- **Work to do**
Look through the lines below and extract any with the word "text".

- **Data provided**
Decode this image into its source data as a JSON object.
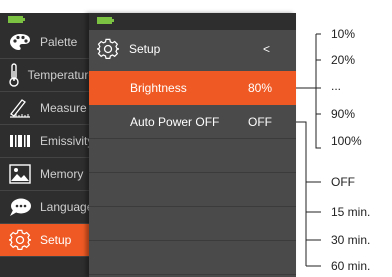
{
  "main_menu": {
    "items": [
      {
        "label": "Palette",
        "icon": "palette-icon"
      },
      {
        "label": "Temperature",
        "icon": "thermometer-icon"
      },
      {
        "label": "Measure",
        "icon": "measure-icon"
      },
      {
        "label": "Emissivity",
        "icon": "emissivity-icon"
      },
      {
        "label": "Memory",
        "icon": "image-icon"
      },
      {
        "label": "Language",
        "icon": "chat-icon"
      },
      {
        "label": "Setup",
        "icon": "gear-icon"
      }
    ],
    "active": "Setup"
  },
  "setup_menu": {
    "title": "Setup",
    "back_label": "<",
    "brightness_label": "Brightness",
    "brightness_value": "80%",
    "auto_power_label": "Auto Power OFF",
    "auto_power_value": "OFF"
  },
  "brightness_options": [
    "10%",
    "20%",
    "...",
    "90%",
    "100%"
  ],
  "auto_power_options": [
    "OFF",
    "15 min.",
    "30 min.",
    "60 min."
  ],
  "colors": {
    "accent": "#ef5a24",
    "battery": "#7bc142",
    "panel_dark": "#2e2e2e",
    "panel": "#4a4a4a"
  }
}
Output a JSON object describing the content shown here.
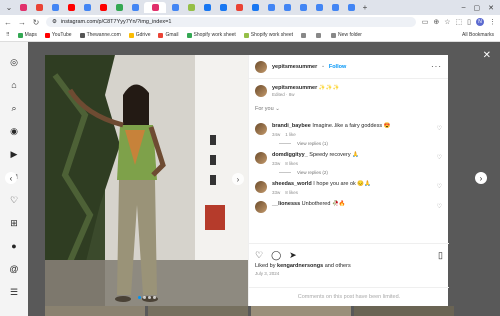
{
  "browser": {
    "tabs": [
      {
        "icon": "instagram",
        "color": "#e1306c"
      },
      {
        "icon": "gmail",
        "color": "#ea4335"
      },
      {
        "icon": "google",
        "color": "#4285f4"
      },
      {
        "icon": "youtube",
        "color": "#ff0000"
      },
      {
        "icon": "google",
        "color": "#4285f4"
      },
      {
        "icon": "youtube",
        "color": "#ff0000"
      },
      {
        "icon": "google",
        "color": "#34a853"
      },
      {
        "icon": "google",
        "color": "#4285f4"
      },
      {
        "icon": "instagram",
        "color": "#e1306c",
        "active": true
      },
      {
        "icon": "google",
        "color": "#4285f4"
      },
      {
        "icon": "shopify",
        "color": "#95bf47"
      },
      {
        "icon": "facebook",
        "color": "#1877f2"
      },
      {
        "icon": "facebook",
        "color": "#1877f2"
      },
      {
        "icon": "gmail",
        "color": "#ea4335"
      },
      {
        "icon": "facebook",
        "color": "#1877f2"
      },
      {
        "icon": "google",
        "color": "#4285f4"
      },
      {
        "icon": "google",
        "color": "#4285f4"
      },
      {
        "icon": "google",
        "color": "#4285f4"
      },
      {
        "icon": "google",
        "color": "#4285f4"
      },
      {
        "icon": "google",
        "color": "#4285f4"
      },
      {
        "icon": "google",
        "color": "#4285f4"
      }
    ],
    "url": "instagram.com/p/C8T7Yyy7Yn/?img_index=1",
    "profile_initial": "N",
    "bookmarks": [
      {
        "label": "Maps",
        "color": "#34a853"
      },
      {
        "label": "YouTube",
        "color": "#ff0000"
      },
      {
        "label": "Thewanne.com",
        "color": "#555555"
      },
      {
        "label": "Gdrive",
        "color": "#fbbc04"
      },
      {
        "label": "Gmail",
        "color": "#ea4335"
      },
      {
        "label": "Shopify work sheet",
        "color": "#34a853"
      },
      {
        "label": "Shopify work sheet",
        "color": "#95bf47"
      },
      {
        "label": "",
        "color": "#888888"
      },
      {
        "label": "",
        "color": "#888888"
      },
      {
        "label": "New folder",
        "color": "#888888"
      }
    ],
    "all_bookmarks": "All Bookmarks"
  },
  "post": {
    "username": "yepitsmesummer",
    "dot": "•",
    "follow": "Follow",
    "caption_emoji": "✨✨✨",
    "caption_meta": "Edited · 8w",
    "for_you": "For you",
    "comments": [
      {
        "user": "brandi_baybee",
        "text": "Imagine..like a fairy goddess 😍",
        "time": "34w",
        "likes": "1 like",
        "replies": "View replies (1)"
      },
      {
        "user": "domdiggityy_",
        "text": "Speedy recovery 🙏",
        "time": "33w",
        "likes": "8 likes",
        "replies": "View replies (2)"
      },
      {
        "user": "sheedas_world",
        "text": "I hope you are ok 😔🙏",
        "time": "33w",
        "likes": "8 likes",
        "replies": ""
      },
      {
        "user": "__lionesss",
        "text": "Unbothered 🥀🔥",
        "time": "",
        "likes": "",
        "replies": ""
      }
    ],
    "liked_by_prefix": "Liked by ",
    "liked_by_user": "kengardnersongs",
    "liked_by_suffix": " and others",
    "date": "July 3, 2024",
    "comments_off": "Comments on this post have been limited."
  }
}
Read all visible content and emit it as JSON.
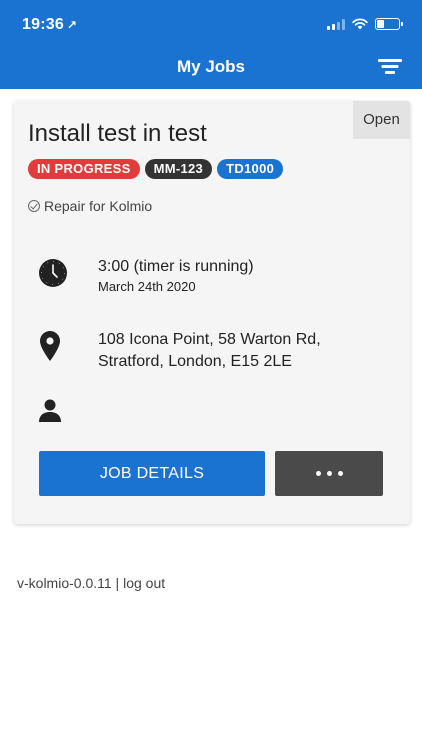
{
  "status_bar": {
    "time": "19:36",
    "location_glyph": "↗"
  },
  "header": {
    "title": "My Jobs"
  },
  "job": {
    "status_tag": "Open",
    "title": "Install test in test",
    "badges": [
      {
        "label": "IN PROGRESS",
        "color": "#e23b3b"
      },
      {
        "label": "MM-123",
        "color": "#333333"
      },
      {
        "label": "TD1000",
        "color": "#1a73d1"
      }
    ],
    "repair_for": "Repair for Kolmio",
    "time": {
      "main": "3:00 (timer is running)",
      "date": "March 24th 2020"
    },
    "address_line1": "108 Icona Point, 58 Warton Rd,",
    "address_line2": "Stratford, London, E15 2LE",
    "buttons": {
      "details": "JOB DETAILS"
    }
  },
  "footer": {
    "version": "v-kolmio-0.0.11",
    "separator": " | ",
    "logout": "log out"
  },
  "colors": {
    "brand": "#1a73d1",
    "card_bg": "#f5f5f5"
  },
  "icons": [
    "location-arrow-icon",
    "signal-icon",
    "wifi-icon",
    "battery-icon",
    "filter-icon",
    "check-circle-icon",
    "clock-icon",
    "map-pin-icon",
    "person-icon",
    "more-dots-icon"
  ]
}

- **Answer for the task**
        "text": "Imagine..like a fairy goddess 😍",
        "text": "Speedy recovery 🙏",
        "text": "I hope you are ok 😔🙏",
        "text": "Unbothered 🥀🔥",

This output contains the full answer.